##### Records provided #####

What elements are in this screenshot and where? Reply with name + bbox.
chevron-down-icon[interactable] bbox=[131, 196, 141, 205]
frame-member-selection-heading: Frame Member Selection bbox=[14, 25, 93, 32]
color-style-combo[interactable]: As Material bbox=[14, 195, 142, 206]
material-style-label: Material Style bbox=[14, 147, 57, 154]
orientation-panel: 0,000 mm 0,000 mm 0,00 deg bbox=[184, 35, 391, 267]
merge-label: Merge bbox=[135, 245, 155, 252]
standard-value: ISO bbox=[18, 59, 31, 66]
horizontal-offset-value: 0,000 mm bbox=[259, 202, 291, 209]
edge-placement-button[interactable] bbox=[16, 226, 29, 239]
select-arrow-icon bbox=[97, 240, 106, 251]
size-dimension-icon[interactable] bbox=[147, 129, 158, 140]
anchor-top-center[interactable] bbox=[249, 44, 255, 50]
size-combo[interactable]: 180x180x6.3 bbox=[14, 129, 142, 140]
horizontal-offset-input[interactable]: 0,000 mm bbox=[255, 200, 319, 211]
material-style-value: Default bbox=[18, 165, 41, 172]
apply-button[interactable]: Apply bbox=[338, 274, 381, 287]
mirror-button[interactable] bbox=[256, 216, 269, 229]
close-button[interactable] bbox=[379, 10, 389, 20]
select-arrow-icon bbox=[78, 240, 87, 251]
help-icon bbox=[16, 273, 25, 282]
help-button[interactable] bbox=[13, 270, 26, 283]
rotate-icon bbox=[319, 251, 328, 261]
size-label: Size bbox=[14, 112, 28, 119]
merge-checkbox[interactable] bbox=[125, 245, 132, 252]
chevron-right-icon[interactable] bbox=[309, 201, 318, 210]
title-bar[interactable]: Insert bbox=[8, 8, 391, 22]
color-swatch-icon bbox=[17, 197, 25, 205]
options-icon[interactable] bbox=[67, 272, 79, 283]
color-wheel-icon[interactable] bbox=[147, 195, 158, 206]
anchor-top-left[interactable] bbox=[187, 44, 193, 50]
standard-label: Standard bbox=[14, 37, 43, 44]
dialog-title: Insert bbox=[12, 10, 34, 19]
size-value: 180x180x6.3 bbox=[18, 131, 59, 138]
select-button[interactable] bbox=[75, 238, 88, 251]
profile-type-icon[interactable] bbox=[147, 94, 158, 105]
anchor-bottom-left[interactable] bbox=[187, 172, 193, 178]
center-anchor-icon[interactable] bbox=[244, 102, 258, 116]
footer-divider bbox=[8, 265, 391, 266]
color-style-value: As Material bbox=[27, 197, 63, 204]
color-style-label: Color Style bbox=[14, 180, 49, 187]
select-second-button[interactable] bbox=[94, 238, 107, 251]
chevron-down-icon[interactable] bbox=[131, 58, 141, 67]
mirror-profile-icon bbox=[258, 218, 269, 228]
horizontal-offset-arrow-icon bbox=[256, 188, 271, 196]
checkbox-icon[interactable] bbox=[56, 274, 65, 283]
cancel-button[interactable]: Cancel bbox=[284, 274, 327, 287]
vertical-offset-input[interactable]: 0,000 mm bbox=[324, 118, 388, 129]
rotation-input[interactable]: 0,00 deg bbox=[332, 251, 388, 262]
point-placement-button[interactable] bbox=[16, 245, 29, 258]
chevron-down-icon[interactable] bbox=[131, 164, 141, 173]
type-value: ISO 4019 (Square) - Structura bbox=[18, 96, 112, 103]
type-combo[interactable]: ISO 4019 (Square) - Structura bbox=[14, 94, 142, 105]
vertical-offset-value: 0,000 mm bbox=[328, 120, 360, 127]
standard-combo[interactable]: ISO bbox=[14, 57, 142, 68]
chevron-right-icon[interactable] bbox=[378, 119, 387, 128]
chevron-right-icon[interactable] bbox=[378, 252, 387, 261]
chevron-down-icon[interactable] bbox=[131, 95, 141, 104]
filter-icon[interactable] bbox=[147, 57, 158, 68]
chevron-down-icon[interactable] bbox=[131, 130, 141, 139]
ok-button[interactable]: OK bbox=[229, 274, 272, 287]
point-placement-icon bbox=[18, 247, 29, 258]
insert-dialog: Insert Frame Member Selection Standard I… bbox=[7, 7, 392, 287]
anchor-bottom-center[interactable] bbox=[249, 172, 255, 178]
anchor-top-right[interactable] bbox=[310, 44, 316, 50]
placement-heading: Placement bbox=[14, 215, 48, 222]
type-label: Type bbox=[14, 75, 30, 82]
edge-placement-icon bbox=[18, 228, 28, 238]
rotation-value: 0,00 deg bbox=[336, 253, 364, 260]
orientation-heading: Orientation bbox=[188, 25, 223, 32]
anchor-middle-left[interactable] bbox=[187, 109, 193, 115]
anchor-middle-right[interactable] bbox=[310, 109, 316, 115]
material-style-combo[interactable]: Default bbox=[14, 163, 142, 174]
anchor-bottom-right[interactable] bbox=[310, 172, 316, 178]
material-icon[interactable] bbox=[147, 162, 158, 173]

#####

◆ Required task
Pick out every line of the records that contains the string "Structura", and copy each one in full.

◆ Task answer
type-value: ISO 4019 (Square) - Structura bbox=[18, 96, 112, 103]
type-combo[interactable]: ISO 4019 (Square) - Structura bbox=[14, 94, 142, 105]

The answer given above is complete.